[Start of Data]

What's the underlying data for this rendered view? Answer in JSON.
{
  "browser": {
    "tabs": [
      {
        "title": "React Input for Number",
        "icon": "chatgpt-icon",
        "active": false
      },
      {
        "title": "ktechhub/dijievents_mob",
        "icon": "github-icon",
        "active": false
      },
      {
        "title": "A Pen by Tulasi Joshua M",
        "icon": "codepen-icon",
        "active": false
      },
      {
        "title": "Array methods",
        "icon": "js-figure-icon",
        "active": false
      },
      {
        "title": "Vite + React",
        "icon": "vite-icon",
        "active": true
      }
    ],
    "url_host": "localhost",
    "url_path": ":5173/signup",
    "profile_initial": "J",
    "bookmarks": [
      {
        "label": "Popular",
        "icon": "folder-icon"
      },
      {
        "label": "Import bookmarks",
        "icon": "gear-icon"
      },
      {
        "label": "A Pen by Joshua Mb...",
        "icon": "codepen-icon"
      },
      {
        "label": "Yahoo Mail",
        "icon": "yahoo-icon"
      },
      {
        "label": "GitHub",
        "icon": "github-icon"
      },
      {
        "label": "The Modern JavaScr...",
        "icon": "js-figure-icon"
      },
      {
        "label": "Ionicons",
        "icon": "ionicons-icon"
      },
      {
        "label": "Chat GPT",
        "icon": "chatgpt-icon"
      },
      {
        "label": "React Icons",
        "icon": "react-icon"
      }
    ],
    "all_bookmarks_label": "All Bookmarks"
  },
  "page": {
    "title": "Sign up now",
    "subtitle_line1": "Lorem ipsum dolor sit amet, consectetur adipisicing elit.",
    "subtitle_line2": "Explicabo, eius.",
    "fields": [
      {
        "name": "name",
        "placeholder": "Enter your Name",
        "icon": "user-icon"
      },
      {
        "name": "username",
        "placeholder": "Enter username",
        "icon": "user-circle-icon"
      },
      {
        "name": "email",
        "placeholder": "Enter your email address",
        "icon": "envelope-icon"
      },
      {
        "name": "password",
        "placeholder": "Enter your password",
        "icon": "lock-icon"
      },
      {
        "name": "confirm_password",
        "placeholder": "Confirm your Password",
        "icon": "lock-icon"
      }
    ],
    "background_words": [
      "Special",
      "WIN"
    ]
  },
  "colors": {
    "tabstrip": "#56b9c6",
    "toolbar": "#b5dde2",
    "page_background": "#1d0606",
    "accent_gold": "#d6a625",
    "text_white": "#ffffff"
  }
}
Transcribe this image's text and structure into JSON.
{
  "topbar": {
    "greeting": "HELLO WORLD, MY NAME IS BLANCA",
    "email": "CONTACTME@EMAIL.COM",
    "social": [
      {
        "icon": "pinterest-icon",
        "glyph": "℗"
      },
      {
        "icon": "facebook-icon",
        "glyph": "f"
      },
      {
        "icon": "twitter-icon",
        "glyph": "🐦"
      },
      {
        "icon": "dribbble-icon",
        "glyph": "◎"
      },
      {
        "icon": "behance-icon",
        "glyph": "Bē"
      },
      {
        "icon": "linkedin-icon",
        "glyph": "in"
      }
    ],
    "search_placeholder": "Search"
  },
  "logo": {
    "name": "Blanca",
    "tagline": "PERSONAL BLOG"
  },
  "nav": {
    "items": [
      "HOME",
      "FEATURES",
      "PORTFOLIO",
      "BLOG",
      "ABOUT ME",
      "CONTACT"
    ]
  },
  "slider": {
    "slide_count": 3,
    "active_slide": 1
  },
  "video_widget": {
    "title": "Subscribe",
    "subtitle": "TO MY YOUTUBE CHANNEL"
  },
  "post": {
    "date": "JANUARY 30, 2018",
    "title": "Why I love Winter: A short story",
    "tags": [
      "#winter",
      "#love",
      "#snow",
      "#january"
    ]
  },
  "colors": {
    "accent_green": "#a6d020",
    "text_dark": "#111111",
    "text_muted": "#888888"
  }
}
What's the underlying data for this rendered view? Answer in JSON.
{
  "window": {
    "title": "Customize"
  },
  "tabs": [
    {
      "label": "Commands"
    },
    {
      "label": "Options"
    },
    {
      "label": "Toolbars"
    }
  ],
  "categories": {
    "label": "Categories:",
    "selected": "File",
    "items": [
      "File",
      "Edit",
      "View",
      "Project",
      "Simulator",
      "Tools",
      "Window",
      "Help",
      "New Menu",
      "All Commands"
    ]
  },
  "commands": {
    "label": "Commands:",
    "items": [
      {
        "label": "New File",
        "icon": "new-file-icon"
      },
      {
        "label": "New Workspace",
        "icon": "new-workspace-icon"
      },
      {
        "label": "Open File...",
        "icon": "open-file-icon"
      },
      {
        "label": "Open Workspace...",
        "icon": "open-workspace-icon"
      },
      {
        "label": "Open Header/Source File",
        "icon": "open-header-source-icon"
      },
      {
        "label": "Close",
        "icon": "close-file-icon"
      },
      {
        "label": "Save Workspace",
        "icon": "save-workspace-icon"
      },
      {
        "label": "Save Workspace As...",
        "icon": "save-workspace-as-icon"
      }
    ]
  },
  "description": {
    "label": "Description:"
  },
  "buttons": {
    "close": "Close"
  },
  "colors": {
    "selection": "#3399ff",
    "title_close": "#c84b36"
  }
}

[End of Data]

Task instructions » In this exercise, repeat all entries exactly.

Complete output »
What's the underlying data for this rendered view? Answer in JSON.
{
  "browser": {
    "tabs": [
      {
        "title": "React Input for Number",
        "icon": "chatgpt-icon",
        "active": false
      },
      {
        "title": "ktechhub/dijievents_mob",
        "icon": "github-icon",
        "active": false
      },
      {
        "title": "A Pen by Tulasi Joshua M",
        "icon": "codepen-icon",
        "active": false
      },
      {
        "title": "Array methods",
        "icon": "js-figure-icon",
        "active": false
      },
      {
        "title": "Vite + React",
        "icon": "vite-icon",
        "active": true
      }
    ],
    "url_host": "localhost",
    "url_path": ":5173/signup",
    "profile_initial": "J",
    "bookmarks": [
      {
        "label": "Popular",
        "icon": "folder-icon"
      },
      {
        "label": "Import bookmarks",
        "icon": "gear-icon"
      },
      {
        "label": "A Pen by Joshua Mb...",
        "icon": "codepen-icon"
      },
      {
        "label": "Yahoo Mail",
        "icon": "yahoo-icon"
      },
      {
        "label": "GitHub",
        "icon": "github-icon"
      },
      {
        "label": "The Modern JavaScr...",
        "icon": "js-figure-icon"
      },
      {
        "label": "Ionicons",
        "icon": "ionicons-icon"
      },
      {
        "label": "Chat GPT",
        "icon": "chatgpt-icon"
      },
      {
        "label": "React Icons",
        "icon": "react-icon"
      }
    ],
    "all_bookmarks_label": "All Bookmarks"
  },
  "page": {
    "title": "Sign up now",
    "subtitle_line1": "Lorem ipsum dolor sit amet, consectetur adipisicing elit.",
    "subtitle_line2": "Explicabo, eius.",
    "fields": [
      {
        "name": "name",
        "placeholder": "Enter your Name",
        "icon": "user-icon"
      },
      {
        "name": "username",
        "placeholder": "Enter username",
        "icon": "user-circle-icon"
      },
      {
        "name": "email",
        "placeholder": "Enter your email address",
        "icon": "envelope-icon"
      },
      {
        "name": "password",
        "placeholder": "Enter your password",
        "icon": "lock-icon"
      },
      {
        "name": "confirm_password",
        "placeholder": "Confirm your Password",
        "icon": "lock-icon"
      }
    ],
    "background_words": [
      "Special",
      "WIN"
    ]
  },
  "colors": {
    "tabstrip": "#56b9c6",
    "toolbar": "#b5dde2",
    "page_background": "#1d0606",
    "accent_gold": "#d6a625",
    "text_white": "#ffffff"
  }
}
Transcribe this image's text and structure into JSON.
{
  "topbar": {
    "greeting": "HELLO WORLD, MY NAME IS BLANCA",
    "email": "CONTACTME@EMAIL.COM",
    "social": [
      {
        "icon": "pinterest-icon",
        "glyph": "℗"
      },
      {
        "icon": "facebook-icon",
        "glyph": "f"
      },
      {
        "icon": "twitter-icon",
        "glyph": "🐦"
      },
      {
        "icon": "dribbble-icon",
        "glyph": "◎"
      },
      {
        "icon": "behance-icon",
        "glyph": "Bē"
      },
      {
        "icon": "linkedin-icon",
        "glyph": "in"
      }
    ],
    "search_placeholder": "Search"
  },
  "logo": {
    "name": "Blanca",
    "tagline": "PERSONAL BLOG"
  },
  "nav": {
    "items": [
      "HOME",
      "FEATURES",
      "PORTFOLIO",
      "BLOG",
      "ABOUT ME",
      "CONTACT"
    ]
  },
  "slider": {
    "slide_count": 3,
    "active_slide": 1
  },
  "video_widget": {
    "title": "Subscribe",
    "subtitle": "TO MY YOUTUBE CHANNEL"
  },
  "post": {
    "date": "JANUARY 30, 2018",
    "title": "Why I love Winter: A short story",
    "tags": [
      "#winter",
      "#love",
      "#snow",
      "#january"
    ]
  },
  "colors": {
    "accent_green": "#a6d020",
    "text_dark": "#111111",
    "text_muted": "#888888"
  }
}
What's the underlying data for this rendered view? Answer in JSON.
{
  "window": {
    "title": "Customize"
  },
  "tabs": [
    {
      "label": "Commands"
    },
    {
      "label": "Options"
    },
    {
      "label": "Toolbars"
    }
  ],
  "categories": {
    "label": "Categories:",
    "selected": "File",
    "items": [
      "File",
      "Edit",
      "View",
      "Project",
      "Simulator",
      "Tools",
      "Window",
      "Help",
      "New Menu",
      "All Commands"
    ]
  },
  "commands": {
    "label": "Commands:",
    "items": [
      {
        "label": "New File",
        "icon": "new-file-icon"
      },
      {
        "label": "New Workspace",
        "icon": "new-workspace-icon"
      },
      {
        "label": "Open File...",
        "icon": "open-file-icon"
      },
      {
        "label": "Open Workspace...",
        "icon": "open-workspace-icon"
      },
      {
        "label": "Open Header/Source File",
        "icon": "open-header-source-icon"
      },
      {
        "label": "Close",
        "icon": "close-file-icon"
      },
      {
        "label": "Save Workspace",
        "icon": "save-workspace-icon"
      },
      {
        "label": "Save Workspace As...",
        "icon": "save-workspace-as-icon"
      }
    ]
  },
  "description": {
    "label": "Description:"
  },
  "buttons": {
    "close": "Close"
  },
  "colors": {
    "selection": "#3399ff",
    "title_close": "#c84b36"
  }
}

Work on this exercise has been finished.